● **What to produce**: Read the entries below and pull out each line with the string "Edward".

● **Given entries**:
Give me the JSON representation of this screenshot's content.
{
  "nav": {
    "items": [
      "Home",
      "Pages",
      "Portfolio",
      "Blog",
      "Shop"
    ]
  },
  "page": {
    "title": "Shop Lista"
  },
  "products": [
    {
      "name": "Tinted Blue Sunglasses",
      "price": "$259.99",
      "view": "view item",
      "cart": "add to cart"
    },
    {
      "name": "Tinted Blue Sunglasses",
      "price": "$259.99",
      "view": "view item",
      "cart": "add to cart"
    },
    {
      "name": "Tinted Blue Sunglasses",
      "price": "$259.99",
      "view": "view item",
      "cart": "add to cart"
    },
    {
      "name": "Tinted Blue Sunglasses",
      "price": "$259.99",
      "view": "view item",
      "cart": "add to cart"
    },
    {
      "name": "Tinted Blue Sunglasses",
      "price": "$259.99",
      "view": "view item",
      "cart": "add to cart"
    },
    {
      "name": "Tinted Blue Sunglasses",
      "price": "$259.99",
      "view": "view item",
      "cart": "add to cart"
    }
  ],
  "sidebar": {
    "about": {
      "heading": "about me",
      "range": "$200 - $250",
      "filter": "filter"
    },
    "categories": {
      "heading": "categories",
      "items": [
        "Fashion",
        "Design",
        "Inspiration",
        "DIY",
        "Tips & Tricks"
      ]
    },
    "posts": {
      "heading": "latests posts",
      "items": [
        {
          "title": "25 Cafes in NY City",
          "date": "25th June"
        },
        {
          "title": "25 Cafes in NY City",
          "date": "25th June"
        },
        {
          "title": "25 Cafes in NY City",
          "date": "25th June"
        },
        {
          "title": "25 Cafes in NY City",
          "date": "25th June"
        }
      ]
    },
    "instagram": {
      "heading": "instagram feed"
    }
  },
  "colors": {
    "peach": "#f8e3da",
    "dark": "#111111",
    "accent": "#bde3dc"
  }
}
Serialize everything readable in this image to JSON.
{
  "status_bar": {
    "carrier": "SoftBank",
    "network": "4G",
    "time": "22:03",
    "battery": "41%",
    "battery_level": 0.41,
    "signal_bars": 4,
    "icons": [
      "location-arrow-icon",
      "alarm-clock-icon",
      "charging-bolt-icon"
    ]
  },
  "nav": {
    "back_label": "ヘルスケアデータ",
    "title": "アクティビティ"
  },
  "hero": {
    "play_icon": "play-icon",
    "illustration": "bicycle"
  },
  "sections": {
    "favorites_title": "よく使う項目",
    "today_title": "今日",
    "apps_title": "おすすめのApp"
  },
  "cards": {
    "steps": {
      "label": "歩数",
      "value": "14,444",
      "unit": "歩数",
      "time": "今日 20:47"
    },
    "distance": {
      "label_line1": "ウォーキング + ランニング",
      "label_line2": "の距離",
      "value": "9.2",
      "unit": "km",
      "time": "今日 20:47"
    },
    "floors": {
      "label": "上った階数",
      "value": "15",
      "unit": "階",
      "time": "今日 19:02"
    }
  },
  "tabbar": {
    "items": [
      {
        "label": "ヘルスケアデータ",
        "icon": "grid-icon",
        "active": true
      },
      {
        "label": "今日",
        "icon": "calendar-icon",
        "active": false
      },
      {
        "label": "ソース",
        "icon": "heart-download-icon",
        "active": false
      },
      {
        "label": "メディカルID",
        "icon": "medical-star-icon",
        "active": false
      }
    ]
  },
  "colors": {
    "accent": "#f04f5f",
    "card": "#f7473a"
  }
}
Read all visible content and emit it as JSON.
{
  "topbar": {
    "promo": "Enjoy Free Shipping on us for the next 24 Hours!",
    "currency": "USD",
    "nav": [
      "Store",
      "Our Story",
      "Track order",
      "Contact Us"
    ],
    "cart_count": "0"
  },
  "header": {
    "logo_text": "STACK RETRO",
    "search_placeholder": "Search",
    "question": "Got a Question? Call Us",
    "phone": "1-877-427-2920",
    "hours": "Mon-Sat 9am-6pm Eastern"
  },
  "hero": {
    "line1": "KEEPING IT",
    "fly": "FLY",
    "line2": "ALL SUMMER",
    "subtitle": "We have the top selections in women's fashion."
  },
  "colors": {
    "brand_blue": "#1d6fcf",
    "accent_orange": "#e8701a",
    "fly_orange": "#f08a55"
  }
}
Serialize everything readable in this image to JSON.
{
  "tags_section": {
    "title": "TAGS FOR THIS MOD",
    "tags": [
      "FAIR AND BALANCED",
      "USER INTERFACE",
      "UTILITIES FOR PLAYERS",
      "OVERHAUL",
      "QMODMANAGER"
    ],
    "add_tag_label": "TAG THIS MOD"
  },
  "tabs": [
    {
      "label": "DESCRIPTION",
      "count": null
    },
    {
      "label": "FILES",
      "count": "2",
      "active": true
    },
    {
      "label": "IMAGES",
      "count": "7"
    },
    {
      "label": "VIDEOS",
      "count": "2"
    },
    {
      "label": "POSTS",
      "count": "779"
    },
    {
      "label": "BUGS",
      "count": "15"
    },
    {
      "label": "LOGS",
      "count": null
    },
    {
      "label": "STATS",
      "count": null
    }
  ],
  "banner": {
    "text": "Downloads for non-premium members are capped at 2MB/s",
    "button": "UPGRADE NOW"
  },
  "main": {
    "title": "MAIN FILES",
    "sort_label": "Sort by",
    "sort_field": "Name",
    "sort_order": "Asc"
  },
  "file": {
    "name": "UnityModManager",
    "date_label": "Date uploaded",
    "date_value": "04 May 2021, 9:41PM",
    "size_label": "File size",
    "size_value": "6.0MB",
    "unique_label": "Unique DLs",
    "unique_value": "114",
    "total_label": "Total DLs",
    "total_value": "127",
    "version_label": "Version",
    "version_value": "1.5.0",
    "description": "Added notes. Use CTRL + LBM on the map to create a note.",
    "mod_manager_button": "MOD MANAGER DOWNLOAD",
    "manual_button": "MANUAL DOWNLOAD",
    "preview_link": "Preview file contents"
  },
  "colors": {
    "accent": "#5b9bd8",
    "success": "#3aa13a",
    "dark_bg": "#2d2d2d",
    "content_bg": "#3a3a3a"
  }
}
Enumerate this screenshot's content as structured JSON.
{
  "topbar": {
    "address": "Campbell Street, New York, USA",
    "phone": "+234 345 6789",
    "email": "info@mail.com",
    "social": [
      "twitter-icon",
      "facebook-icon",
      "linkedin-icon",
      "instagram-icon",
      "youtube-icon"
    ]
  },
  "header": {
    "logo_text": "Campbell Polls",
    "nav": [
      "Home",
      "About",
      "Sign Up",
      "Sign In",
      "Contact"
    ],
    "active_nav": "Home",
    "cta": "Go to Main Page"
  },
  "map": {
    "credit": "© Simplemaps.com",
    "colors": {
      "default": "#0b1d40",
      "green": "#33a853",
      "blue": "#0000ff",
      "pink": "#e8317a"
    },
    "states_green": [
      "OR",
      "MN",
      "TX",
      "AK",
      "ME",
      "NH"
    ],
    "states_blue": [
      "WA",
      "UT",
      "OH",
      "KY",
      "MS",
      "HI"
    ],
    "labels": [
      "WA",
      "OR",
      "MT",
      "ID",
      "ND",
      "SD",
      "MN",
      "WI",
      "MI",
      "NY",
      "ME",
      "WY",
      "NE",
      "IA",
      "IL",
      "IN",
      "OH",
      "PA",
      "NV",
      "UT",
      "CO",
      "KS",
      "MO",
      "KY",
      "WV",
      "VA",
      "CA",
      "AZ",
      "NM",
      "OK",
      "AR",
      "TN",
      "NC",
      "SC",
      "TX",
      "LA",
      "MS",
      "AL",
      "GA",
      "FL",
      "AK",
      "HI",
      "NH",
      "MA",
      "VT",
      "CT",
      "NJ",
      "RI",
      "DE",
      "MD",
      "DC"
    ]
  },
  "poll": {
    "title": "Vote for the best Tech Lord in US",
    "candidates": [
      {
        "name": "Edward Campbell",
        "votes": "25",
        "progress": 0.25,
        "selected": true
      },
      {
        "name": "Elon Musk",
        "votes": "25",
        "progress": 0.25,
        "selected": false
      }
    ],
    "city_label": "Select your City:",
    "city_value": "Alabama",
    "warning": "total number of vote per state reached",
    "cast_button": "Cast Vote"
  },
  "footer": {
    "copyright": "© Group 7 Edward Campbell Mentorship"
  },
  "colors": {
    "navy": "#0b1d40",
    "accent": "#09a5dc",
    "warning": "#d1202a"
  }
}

● **The reply**:
        "name": "Edward Campbell",
    "copyright": "© Group 7 Edward Campbell Mentorship"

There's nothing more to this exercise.